# [What needs to be done]
Search the data for the word "Insulin". Reproduce every line where it is found.

[Dataset rows about figures]
▼

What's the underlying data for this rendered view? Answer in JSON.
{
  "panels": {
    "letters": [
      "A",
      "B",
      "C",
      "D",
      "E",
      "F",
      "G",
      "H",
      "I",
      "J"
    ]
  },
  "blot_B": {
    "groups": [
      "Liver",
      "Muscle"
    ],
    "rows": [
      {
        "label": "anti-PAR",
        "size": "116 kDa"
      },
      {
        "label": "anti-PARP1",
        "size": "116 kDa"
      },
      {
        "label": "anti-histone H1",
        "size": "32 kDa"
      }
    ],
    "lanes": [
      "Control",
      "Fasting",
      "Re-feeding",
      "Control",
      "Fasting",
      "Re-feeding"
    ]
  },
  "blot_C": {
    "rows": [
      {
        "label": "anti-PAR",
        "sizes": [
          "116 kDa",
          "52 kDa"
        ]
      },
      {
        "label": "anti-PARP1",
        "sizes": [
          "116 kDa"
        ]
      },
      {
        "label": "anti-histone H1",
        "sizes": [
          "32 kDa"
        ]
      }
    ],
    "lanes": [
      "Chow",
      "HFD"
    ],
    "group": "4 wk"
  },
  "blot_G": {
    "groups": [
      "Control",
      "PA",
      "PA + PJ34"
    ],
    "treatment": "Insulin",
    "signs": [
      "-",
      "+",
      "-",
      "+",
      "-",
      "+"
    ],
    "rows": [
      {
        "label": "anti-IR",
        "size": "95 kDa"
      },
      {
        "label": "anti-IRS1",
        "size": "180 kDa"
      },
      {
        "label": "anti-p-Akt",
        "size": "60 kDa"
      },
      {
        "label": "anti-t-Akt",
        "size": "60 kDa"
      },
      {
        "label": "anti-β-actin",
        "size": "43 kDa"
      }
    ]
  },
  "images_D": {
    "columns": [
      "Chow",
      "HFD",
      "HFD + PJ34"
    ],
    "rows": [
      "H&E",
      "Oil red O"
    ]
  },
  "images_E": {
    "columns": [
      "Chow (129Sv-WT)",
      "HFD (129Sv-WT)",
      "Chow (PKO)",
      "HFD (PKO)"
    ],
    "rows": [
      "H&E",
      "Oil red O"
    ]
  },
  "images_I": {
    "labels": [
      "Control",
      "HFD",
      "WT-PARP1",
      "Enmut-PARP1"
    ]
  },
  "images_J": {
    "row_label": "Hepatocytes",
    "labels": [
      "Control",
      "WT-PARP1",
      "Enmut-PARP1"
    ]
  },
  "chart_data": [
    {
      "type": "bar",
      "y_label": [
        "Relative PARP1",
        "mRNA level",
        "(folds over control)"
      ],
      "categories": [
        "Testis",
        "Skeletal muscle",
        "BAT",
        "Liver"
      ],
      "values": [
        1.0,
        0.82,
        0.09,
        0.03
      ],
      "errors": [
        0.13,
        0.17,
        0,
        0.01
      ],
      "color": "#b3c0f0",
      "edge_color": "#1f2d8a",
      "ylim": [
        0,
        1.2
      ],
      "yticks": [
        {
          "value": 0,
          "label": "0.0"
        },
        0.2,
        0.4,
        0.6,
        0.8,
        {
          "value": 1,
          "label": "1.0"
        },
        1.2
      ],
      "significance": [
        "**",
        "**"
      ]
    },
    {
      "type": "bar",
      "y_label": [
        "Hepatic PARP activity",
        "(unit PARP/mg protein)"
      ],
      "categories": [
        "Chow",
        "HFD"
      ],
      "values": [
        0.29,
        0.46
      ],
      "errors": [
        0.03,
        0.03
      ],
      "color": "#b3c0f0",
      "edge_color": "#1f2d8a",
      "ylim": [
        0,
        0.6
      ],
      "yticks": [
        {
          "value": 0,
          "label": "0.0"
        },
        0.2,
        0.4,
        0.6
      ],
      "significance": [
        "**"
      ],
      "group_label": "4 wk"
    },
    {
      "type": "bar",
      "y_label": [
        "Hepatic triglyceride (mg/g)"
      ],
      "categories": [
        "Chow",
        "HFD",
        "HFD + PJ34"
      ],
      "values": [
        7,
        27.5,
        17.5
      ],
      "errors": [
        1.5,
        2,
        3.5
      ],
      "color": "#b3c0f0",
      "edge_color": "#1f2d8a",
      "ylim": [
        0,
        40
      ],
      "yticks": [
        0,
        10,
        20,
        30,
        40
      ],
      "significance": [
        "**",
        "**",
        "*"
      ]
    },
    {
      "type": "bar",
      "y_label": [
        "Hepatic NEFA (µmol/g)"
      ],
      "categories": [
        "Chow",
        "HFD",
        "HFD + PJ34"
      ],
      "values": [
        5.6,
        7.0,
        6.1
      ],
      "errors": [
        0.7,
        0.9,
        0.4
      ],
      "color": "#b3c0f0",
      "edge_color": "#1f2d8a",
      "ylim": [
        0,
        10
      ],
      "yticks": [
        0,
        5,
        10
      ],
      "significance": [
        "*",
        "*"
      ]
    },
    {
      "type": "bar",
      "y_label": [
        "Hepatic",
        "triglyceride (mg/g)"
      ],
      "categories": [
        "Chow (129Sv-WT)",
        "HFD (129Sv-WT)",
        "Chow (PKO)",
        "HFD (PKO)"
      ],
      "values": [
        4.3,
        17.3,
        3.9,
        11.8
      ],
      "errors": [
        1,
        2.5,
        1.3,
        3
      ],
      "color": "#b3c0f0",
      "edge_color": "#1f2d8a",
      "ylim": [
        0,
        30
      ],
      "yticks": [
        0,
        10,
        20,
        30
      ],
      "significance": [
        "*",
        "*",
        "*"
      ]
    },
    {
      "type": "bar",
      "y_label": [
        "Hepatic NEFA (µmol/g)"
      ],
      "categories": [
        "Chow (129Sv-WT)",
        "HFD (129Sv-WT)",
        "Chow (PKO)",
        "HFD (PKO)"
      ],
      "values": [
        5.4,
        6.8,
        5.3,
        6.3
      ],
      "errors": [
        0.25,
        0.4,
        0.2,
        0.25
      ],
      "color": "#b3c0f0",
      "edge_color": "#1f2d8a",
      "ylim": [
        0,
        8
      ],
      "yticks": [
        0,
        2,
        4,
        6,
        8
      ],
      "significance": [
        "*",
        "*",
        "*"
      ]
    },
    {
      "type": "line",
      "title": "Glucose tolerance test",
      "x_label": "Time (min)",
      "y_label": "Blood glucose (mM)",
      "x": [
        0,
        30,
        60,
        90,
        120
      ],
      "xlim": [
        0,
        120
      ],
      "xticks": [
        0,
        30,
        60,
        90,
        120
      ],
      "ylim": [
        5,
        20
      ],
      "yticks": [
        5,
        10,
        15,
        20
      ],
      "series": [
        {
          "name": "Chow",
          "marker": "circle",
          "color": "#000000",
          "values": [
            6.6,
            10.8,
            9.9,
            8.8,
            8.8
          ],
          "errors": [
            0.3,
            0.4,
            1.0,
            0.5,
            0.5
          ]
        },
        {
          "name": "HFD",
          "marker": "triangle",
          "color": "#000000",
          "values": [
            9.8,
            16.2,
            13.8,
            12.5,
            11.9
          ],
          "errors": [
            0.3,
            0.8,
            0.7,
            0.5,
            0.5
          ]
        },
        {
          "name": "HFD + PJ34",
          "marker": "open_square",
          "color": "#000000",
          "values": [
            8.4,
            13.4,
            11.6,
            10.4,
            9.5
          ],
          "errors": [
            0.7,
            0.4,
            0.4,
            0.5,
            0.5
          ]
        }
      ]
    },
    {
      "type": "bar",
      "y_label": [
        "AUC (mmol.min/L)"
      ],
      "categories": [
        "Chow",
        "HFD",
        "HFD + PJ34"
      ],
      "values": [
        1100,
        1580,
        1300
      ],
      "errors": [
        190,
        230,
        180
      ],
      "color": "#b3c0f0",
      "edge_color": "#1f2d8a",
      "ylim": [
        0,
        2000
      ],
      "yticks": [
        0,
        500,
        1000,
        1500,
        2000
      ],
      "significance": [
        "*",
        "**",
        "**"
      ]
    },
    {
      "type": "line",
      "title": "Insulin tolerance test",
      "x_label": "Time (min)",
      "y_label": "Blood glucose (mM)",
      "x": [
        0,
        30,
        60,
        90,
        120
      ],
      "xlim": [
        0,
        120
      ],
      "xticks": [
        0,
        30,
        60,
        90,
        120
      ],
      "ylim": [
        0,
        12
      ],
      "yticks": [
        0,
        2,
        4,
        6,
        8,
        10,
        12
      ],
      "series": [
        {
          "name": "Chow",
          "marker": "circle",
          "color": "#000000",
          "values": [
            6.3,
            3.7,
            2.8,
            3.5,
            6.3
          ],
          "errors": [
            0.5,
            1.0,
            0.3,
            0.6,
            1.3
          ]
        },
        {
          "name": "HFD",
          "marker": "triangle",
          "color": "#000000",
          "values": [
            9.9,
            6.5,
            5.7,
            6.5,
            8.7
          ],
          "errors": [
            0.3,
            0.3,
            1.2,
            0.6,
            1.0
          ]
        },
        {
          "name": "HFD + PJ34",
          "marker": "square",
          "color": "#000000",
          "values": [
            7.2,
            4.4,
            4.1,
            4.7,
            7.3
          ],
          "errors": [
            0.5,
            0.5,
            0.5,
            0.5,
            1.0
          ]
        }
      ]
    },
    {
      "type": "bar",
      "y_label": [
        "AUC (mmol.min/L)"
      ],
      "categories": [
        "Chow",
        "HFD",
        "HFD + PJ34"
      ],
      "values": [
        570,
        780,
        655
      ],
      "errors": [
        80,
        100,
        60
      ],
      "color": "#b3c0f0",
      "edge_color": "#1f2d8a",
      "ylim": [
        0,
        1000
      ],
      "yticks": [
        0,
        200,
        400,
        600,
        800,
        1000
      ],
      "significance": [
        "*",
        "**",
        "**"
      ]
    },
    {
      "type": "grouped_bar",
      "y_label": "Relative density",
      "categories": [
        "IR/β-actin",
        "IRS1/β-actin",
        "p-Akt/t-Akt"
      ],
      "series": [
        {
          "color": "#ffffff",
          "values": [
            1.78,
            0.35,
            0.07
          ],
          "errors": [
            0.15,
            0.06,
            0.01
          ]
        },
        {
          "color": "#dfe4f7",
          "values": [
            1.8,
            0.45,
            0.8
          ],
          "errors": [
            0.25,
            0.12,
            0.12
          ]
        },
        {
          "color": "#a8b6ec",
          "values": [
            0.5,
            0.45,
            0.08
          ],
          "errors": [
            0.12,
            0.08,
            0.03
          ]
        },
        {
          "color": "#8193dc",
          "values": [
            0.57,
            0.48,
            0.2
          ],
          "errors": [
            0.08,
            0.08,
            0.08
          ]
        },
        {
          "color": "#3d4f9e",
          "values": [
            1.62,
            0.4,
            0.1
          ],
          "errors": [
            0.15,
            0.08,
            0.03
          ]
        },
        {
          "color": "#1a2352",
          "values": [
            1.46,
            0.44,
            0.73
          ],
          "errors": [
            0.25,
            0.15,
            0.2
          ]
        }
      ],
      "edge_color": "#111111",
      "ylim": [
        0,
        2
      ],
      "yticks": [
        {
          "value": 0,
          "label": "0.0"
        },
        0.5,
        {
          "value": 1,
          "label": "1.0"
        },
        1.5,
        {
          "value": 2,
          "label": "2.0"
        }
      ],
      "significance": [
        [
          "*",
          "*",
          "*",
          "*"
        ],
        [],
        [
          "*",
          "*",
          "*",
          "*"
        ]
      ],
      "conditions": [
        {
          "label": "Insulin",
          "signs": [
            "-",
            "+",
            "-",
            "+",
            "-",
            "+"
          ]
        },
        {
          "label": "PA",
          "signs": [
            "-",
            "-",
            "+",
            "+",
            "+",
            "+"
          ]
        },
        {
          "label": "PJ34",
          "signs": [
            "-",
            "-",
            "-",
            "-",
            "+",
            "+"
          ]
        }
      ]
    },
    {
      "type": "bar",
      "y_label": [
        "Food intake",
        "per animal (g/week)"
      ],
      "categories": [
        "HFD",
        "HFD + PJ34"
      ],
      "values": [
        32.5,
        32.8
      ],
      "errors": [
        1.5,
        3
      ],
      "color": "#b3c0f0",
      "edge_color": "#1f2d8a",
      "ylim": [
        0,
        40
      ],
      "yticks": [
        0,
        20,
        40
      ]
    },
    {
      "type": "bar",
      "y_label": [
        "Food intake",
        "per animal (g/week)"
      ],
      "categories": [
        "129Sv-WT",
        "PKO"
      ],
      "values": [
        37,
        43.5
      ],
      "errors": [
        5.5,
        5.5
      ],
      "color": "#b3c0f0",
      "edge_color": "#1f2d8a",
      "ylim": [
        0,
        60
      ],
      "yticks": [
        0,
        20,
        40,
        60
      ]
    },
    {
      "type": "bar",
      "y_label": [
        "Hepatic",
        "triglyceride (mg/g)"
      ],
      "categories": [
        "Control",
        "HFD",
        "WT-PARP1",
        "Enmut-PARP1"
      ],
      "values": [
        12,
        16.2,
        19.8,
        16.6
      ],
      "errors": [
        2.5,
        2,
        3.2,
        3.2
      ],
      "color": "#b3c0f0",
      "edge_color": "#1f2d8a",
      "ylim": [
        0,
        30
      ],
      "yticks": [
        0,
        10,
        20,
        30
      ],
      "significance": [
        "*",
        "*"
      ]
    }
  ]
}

▲

# [Solution below]
    "treatment": "Insulin",
      "title": "Insulin tolerance test",
          "label": "Insulin",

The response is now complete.